Problem description :: Your task is to gather the lines below that hold the string "color".

Start

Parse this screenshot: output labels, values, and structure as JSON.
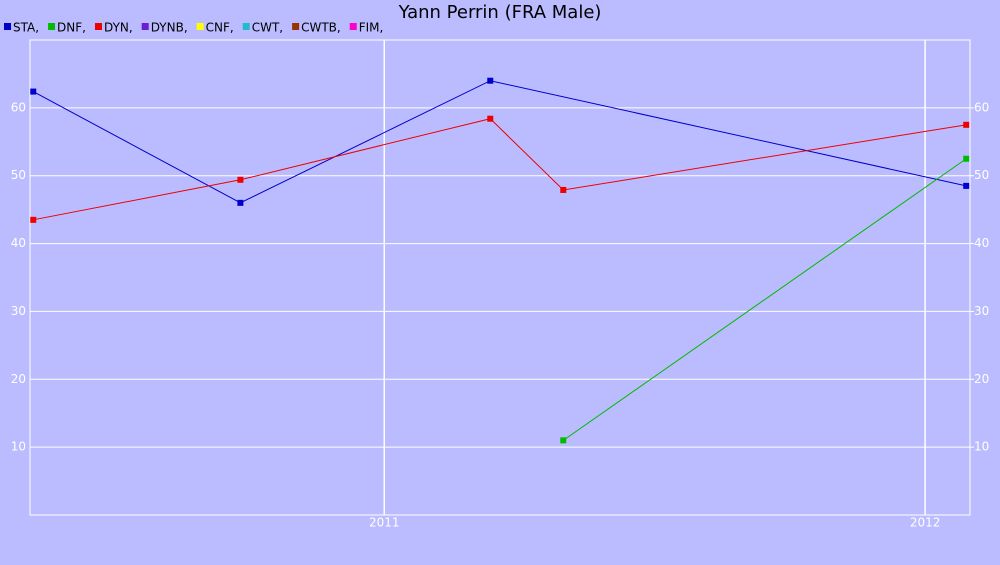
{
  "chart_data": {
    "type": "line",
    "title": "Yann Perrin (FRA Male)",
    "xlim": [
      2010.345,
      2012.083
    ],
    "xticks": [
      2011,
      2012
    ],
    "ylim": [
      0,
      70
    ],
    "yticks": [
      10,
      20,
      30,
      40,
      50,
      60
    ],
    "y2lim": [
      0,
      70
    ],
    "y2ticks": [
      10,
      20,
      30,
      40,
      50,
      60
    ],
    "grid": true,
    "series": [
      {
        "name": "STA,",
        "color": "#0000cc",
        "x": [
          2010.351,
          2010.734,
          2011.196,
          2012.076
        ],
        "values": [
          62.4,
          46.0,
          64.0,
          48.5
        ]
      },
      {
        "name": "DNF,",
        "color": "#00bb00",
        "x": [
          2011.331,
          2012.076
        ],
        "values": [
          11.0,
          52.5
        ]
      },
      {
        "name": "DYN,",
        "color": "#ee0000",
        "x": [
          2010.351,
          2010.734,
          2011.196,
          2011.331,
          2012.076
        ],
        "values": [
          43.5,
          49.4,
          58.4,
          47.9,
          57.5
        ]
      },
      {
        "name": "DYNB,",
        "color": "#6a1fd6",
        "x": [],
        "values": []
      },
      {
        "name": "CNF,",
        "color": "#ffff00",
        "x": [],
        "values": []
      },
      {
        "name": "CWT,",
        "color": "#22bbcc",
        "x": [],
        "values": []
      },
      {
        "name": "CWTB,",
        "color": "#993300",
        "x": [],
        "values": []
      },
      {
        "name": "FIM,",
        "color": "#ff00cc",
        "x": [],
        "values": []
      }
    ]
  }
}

End

Complete output ::
        "color": "#0000cc",
        "color": "#00bb00",
        "color": "#ee0000",
        "color": "#6a1fd6",
        "color": "#ffff00",
        "color": "#22bbcc",
        "color": "#993300",
        "color": "#ff00cc",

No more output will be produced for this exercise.